Task brief: Collect all lines from the records below that include the word "Market".

Entries provided:

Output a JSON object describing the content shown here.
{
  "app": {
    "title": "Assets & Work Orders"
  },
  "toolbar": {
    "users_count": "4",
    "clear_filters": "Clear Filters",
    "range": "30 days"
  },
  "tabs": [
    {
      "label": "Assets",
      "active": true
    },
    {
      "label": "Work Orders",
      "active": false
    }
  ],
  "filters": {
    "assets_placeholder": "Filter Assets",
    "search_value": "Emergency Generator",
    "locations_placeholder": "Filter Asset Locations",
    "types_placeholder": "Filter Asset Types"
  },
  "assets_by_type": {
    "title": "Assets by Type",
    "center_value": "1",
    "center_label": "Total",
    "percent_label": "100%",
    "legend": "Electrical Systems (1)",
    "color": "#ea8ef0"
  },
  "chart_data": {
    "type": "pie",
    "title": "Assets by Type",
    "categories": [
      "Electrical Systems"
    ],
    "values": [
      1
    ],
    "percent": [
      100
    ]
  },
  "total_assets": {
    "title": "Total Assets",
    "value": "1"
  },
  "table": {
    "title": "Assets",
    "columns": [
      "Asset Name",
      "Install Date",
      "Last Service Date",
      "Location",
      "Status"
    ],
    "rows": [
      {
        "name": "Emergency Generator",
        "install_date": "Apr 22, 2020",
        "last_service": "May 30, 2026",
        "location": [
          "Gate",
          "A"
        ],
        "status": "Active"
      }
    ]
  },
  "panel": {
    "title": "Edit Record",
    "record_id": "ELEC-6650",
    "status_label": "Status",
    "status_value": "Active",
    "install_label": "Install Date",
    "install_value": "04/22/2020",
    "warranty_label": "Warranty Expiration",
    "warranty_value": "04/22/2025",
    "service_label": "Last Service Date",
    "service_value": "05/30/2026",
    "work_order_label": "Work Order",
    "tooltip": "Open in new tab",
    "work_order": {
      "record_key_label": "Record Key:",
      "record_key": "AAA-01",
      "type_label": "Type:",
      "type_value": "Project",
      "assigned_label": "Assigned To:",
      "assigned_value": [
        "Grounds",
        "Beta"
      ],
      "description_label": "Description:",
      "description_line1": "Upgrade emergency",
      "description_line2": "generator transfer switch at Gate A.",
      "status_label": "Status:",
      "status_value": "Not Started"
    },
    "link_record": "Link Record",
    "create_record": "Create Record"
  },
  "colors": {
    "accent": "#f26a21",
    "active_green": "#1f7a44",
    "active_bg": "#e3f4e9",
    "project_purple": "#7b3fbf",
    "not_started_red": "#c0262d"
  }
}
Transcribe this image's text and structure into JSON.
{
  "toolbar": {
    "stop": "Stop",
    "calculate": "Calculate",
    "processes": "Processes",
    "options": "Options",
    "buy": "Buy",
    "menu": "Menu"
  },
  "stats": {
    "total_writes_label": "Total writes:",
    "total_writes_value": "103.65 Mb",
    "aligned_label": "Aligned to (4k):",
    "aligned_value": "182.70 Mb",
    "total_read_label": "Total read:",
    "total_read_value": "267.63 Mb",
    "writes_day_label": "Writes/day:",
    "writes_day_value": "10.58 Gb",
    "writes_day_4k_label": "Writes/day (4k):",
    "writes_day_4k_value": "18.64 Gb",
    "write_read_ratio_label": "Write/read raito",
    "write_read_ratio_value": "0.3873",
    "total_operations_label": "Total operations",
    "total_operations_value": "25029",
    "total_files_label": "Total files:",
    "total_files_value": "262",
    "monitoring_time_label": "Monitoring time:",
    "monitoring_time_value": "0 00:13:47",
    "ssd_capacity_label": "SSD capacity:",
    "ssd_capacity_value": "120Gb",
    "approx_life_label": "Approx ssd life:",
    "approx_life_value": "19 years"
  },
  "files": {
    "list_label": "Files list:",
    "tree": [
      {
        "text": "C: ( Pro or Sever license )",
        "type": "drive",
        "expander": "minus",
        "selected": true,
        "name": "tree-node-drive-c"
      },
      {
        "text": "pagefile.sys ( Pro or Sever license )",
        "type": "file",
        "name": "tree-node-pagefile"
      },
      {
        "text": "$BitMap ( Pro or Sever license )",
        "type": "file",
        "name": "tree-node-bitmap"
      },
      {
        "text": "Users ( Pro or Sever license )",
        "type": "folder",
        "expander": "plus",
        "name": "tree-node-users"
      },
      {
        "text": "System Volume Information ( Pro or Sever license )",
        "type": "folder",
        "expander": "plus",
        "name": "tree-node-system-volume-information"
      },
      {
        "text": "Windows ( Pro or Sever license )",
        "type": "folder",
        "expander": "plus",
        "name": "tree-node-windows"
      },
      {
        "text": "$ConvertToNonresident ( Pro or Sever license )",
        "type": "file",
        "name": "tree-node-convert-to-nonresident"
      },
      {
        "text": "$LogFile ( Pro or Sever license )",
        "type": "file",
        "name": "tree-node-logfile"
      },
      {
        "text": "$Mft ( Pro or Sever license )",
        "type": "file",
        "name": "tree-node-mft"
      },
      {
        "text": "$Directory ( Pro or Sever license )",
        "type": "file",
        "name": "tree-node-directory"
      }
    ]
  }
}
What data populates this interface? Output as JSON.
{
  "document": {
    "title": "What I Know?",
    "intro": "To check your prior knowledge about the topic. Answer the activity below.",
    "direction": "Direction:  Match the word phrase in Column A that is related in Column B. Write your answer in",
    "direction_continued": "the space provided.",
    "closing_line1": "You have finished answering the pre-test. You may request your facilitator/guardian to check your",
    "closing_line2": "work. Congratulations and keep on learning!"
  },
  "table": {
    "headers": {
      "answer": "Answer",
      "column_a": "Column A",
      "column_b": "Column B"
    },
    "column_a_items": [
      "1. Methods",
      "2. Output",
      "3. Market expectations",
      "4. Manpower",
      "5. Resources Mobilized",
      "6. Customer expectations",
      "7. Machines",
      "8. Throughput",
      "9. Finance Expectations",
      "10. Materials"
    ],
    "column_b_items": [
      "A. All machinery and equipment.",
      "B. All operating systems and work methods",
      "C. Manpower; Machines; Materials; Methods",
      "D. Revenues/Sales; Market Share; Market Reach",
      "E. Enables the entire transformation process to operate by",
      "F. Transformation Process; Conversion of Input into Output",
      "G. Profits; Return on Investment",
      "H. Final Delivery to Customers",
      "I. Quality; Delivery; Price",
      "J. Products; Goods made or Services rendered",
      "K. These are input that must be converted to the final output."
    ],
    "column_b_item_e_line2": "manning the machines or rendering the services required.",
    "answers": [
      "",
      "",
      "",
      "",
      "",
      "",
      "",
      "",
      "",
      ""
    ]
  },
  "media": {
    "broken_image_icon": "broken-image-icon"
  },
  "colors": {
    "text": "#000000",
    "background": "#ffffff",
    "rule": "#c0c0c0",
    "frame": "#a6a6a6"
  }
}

Exercise solution:
      "3. Market expectations",
      "D. Revenues/Sales; Market Share; Market Reach",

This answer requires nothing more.